__What to do__. Reproduce the records below in their entirety, character for character.
▼
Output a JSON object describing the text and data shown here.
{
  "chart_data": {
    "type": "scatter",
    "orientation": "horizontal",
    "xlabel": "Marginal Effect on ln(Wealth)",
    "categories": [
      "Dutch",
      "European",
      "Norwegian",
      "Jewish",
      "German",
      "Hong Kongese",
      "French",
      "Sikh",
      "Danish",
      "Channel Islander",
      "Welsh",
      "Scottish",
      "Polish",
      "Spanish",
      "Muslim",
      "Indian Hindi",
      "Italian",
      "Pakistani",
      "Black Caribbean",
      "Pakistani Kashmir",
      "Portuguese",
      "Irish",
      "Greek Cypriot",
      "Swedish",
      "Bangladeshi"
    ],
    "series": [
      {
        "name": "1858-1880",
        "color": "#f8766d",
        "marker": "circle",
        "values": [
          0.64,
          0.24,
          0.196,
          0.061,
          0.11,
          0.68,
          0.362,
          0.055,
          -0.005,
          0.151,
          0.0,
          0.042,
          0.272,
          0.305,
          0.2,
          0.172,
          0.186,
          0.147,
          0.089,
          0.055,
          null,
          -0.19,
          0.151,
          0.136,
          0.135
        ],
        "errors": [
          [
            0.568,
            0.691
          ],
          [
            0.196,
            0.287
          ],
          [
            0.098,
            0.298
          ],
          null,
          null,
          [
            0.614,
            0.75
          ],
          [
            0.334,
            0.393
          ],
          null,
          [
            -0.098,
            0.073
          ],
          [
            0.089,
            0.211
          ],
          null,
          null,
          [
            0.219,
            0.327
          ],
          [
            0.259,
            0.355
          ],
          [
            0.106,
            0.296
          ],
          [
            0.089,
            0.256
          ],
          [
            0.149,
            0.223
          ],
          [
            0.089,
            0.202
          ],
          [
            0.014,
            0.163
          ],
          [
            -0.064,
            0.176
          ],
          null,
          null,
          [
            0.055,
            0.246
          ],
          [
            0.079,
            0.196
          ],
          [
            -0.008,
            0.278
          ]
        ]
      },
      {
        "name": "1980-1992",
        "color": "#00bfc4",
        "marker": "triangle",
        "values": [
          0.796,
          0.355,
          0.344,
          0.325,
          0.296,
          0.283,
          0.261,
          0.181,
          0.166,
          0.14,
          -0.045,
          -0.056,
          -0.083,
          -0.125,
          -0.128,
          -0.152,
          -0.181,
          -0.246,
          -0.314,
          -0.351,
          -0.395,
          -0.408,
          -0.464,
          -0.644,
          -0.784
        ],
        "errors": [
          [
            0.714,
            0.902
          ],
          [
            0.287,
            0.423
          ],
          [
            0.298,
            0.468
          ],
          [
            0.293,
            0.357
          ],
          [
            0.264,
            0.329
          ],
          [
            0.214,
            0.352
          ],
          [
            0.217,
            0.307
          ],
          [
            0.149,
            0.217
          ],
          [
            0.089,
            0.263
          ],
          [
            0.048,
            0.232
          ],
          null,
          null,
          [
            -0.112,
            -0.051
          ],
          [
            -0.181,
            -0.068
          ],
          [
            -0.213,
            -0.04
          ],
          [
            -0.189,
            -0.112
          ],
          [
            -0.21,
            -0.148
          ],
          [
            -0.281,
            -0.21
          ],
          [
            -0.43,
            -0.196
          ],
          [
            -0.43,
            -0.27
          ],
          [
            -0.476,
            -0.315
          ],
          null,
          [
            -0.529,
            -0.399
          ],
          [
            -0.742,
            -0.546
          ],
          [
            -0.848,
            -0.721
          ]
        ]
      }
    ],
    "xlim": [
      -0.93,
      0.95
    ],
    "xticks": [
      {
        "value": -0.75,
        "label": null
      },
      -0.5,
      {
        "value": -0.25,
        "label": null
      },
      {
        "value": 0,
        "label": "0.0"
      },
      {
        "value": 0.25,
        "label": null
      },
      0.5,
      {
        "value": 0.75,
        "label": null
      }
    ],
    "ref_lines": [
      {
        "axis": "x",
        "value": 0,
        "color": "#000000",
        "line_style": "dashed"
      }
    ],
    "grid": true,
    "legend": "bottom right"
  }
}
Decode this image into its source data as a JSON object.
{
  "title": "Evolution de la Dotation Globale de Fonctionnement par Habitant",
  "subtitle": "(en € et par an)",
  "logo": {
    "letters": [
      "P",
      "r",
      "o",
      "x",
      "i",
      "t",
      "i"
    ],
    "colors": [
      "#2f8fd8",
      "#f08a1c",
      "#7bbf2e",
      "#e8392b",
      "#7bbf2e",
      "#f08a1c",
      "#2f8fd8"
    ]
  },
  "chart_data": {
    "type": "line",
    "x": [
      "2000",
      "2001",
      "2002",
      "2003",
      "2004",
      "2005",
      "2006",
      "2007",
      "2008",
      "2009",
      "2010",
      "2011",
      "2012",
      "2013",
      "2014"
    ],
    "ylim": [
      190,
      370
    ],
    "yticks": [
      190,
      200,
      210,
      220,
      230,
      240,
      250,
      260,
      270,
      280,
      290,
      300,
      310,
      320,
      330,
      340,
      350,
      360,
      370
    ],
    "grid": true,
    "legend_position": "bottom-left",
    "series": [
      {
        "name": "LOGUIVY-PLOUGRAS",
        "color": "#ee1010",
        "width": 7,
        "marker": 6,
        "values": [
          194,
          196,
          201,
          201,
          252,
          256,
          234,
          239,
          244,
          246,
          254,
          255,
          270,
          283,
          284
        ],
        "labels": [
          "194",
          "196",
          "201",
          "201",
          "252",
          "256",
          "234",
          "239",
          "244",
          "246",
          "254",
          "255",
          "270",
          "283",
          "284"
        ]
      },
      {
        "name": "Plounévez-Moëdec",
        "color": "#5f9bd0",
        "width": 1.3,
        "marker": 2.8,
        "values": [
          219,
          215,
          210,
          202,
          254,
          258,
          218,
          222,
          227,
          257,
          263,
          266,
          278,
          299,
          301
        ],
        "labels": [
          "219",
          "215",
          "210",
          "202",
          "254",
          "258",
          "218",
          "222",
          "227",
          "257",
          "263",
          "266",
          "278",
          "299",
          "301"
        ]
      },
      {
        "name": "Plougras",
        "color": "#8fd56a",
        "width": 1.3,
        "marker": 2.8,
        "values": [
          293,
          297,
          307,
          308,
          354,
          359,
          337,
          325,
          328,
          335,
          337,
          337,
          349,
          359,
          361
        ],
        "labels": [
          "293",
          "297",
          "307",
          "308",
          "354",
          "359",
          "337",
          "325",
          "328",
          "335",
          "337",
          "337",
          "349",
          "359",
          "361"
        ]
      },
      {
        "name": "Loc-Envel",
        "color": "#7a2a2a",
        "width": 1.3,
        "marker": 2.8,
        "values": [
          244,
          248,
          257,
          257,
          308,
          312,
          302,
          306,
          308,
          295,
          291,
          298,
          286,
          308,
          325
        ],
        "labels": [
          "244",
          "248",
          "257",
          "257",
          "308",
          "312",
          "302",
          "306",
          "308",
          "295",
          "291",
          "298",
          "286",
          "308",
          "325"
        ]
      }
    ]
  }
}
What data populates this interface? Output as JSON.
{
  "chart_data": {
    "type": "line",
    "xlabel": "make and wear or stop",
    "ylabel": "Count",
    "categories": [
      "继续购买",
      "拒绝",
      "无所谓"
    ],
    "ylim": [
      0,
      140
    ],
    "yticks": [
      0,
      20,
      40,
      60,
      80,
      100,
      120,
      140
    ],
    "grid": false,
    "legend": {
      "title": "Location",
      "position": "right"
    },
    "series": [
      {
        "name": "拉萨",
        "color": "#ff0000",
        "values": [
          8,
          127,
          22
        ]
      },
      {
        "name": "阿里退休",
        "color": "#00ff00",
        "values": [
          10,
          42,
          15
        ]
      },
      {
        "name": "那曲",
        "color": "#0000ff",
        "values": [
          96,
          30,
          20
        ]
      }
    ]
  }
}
▲
__Answer to the problem__.
Output a JSON object describing the text and data shown here.
{
  "chart_data": {
    "type": "scatter",
    "orientation": "horizontal",
    "xlabel": "Marginal Effect on ln(Wealth)",
    "categories": [
      "Dutch",
      "European",
      "Norwegian",
      "Jewish",
      "German",
      "Hong Kongese",
      "French",
      "Sikh",
      "Danish",
      "Channel Islander",
      "Welsh",
      "Scottish",
      "Polish",
      "Spanish",
      "Muslim",
      "Indian Hindi",
      "Italian",
      "Pakistani",
      "Black Caribbean",
      "Pakistani Kashmir",
      "Portuguese",
      "Irish",
      "Greek Cypriot",
      "Swedish",
      "Bangladeshi"
    ],
    "series": [
      {
        "name": "1858-1880",
        "color": "#f8766d",
        "marker": "circle",
        "values": [
          0.64,
          0.24,
          0.196,
          0.061,
          0.11,
          0.68,
          0.362,
          0.055,
          -0.005,
          0.151,
          0.0,
          0.042,
          0.272,
          0.305,
          0.2,
          0.172,
          0.186,
          0.147,
          0.089,
          0.055,
          null,
          -0.19,
          0.151,
          0.136,
          0.135
        ],
        "errors": [
          [
            0.568,
            0.691
          ],
          [
            0.196,
            0.287
          ],
          [
            0.098,
            0.298
          ],
          null,
          null,
          [
            0.614,
            0.75
          ],
          [
            0.334,
            0.393
          ],
          null,
          [
            -0.098,
            0.073
          ],
          [
            0.089,
            0.211
          ],
          null,
          null,
          [
            0.219,
            0.327
          ],
          [
            0.259,
            0.355
          ],
          [
            0.106,
            0.296
          ],
          [
            0.089,
            0.256
          ],
          [
            0.149,
            0.223
          ],
          [
            0.089,
            0.202
          ],
          [
            0.014,
            0.163
          ],
          [
            -0.064,
            0.176
          ],
          null,
          null,
          [
            0.055,
            0.246
          ],
          [
            0.079,
            0.196
          ],
          [
            -0.008,
            0.278
          ]
        ]
      },
      {
        "name": "1980-1992",
        "color": "#00bfc4",
        "marker": "triangle",
        "values": [
          0.796,
          0.355,
          0.344,
          0.325,
          0.296,
          0.283,
          0.261,
          0.181,
          0.166,
          0.14,
          -0.045,
          -0.056,
          -0.083,
          -0.125,
          -0.128,
          -0.152,
          -0.181,
          -0.246,
          -0.314,
          -0.351,
          -0.395,
          -0.408,
          -0.464,
          -0.644,
          -0.784
        ],
        "errors": [
          [
            0.714,
            0.902
          ],
          [
            0.287,
            0.423
          ],
          [
            0.298,
            0.468
          ],
          [
            0.293,
            0.357
          ],
          [
            0.264,
            0.329
          ],
          [
            0.214,
            0.352
          ],
          [
            0.217,
            0.307
          ],
          [
            0.149,
            0.217
          ],
          [
            0.089,
            0.263
          ],
          [
            0.048,
            0.232
          ],
          null,
          null,
          [
            -0.112,
            -0.051
          ],
          [
            -0.181,
            -0.068
          ],
          [
            -0.213,
            -0.04
          ],
          [
            -0.189,
            -0.112
          ],
          [
            -0.21,
            -0.148
          ],
          [
            -0.281,
            -0.21
          ],
          [
            -0.43,
            -0.196
          ],
          [
            -0.43,
            -0.27
          ],
          [
            -0.476,
            -0.315
          ],
          null,
          [
            -0.529,
            -0.399
          ],
          [
            -0.742,
            -0.546
          ],
          [
            -0.848,
            -0.721
          ]
        ]
      }
    ],
    "xlim": [
      -0.93,
      0.95
    ],
    "xticks": [
      {
        "value": -0.75,
        "label": null
      },
      -0.5,
      {
        "value": -0.25,
        "label": null
      },
      {
        "value": 0,
        "label": "0.0"
      },
      {
        "value": 0.25,
        "label": null
      },
      0.5,
      {
        "value": 0.75,
        "label": null
      }
    ],
    "ref_lines": [
      {
        "axis": "x",
        "value": 0,
        "color": "#000000",
        "line_style": "dashed"
      }
    ],
    "grid": true,
    "legend": "bottom right"
  }
}
Decode this image into its source data as a JSON object.
{
  "title": "Evolution de la Dotation Globale de Fonctionnement par Habitant",
  "subtitle": "(en € et par an)",
  "logo": {
    "letters": [
      "P",
      "r",
      "o",
      "x",
      "i",
      "t",
      "i"
    ],
    "colors": [
      "#2f8fd8",
      "#f08a1c",
      "#7bbf2e",
      "#e8392b",
      "#7bbf2e",
      "#f08a1c",
      "#2f8fd8"
    ]
  },
  "chart_data": {
    "type": "line",
    "x": [
      "2000",
      "2001",
      "2002",
      "2003",
      "2004",
      "2005",
      "2006",
      "2007",
      "2008",
      "2009",
      "2010",
      "2011",
      "2012",
      "2013",
      "2014"
    ],
    "ylim": [
      190,
      370
    ],
    "yticks": [
      190,
      200,
      210,
      220,
      230,
      240,
      250,
      260,
      270,
      280,
      290,
      300,
      310,
      320,
      330,
      340,
      350,
      360,
      370
    ],
    "grid": true,
    "legend_position": "bottom-left",
    "series": [
      {
        "name": "LOGUIVY-PLOUGRAS",
        "color": "#ee1010",
        "width": 7,
        "marker": 6,
        "values": [
          194,
          196,
          201,
          201,
          252,
          256,
          234,
          239,
          244,
          246,
          254,
          255,
          270,
          283,
          284
        ],
        "labels": [
          "194",
          "196",
          "201",
          "201",
          "252",
          "256",
          "234",
          "239",
          "244",
          "246",
          "254",
          "255",
          "270",
          "283",
          "284"
        ]
      },
      {
        "name": "Plounévez-Moëdec",
        "color": "#5f9bd0",
        "width": 1.3,
        "marker": 2.8,
        "values": [
          219,
          215,
          210,
          202,
          254,
          258,
          218,
          222,
          227,
          257,
          263,
          266,
          278,
          299,
          301
        ],
        "labels": [
          "219",
          "215",
          "210",
          "202",
          "254",
          "258",
          "218",
          "222",
          "227",
          "257",
          "263",
          "266",
          "278",
          "299",
          "301"
        ]
      },
      {
        "name": "Plougras",
        "color": "#8fd56a",
        "width": 1.3,
        "marker": 2.8,
        "values": [
          293,
          297,
          307,
          308,
          354,
          359,
          337,
          325,
          328,
          335,
          337,
          337,
          349,
          359,
          361
        ],
        "labels": [
          "293",
          "297",
          "307",
          "308",
          "354",
          "359",
          "337",
          "325",
          "328",
          "335",
          "337",
          "337",
          "349",
          "359",
          "361"
        ]
      },
      {
        "name": "Loc-Envel",
        "color": "#7a2a2a",
        "width": 1.3,
        "marker": 2.8,
        "values": [
          244,
          248,
          257,
          257,
          308,
          312,
          302,
          306,
          308,
          295,
          291,
          298,
          286,
          308,
          325
        ],
        "labels": [
          "244",
          "248",
          "257",
          "257",
          "308",
          "312",
          "302",
          "306",
          "308",
          "295",
          "291",
          "298",
          "286",
          "308",
          "325"
        ]
      }
    ]
  }
}
What data populates this interface? Output as JSON.
{
  "chart_data": {
    "type": "line",
    "xlabel": "make and wear or stop",
    "ylabel": "Count",
    "categories": [
      "继续购买",
      "拒绝",
      "无所谓"
    ],
    "ylim": [
      0,
      140
    ],
    "yticks": [
      0,
      20,
      40,
      60,
      80,
      100,
      120,
      140
    ],
    "grid": false,
    "legend": {
      "title": "Location",
      "position": "right"
    },
    "series": [
      {
        "name": "拉萨",
        "color": "#ff0000",
        "values": [
          8,
          127,
          22
        ]
      },
      {
        "name": "阿里退休",
        "color": "#00ff00",
        "values": [
          10,
          42,
          15
        ]
      },
      {
        "name": "那曲",
        "color": "#0000ff",
        "values": [
          96,
          30,
          20
        ]
      }
    ]
  }
}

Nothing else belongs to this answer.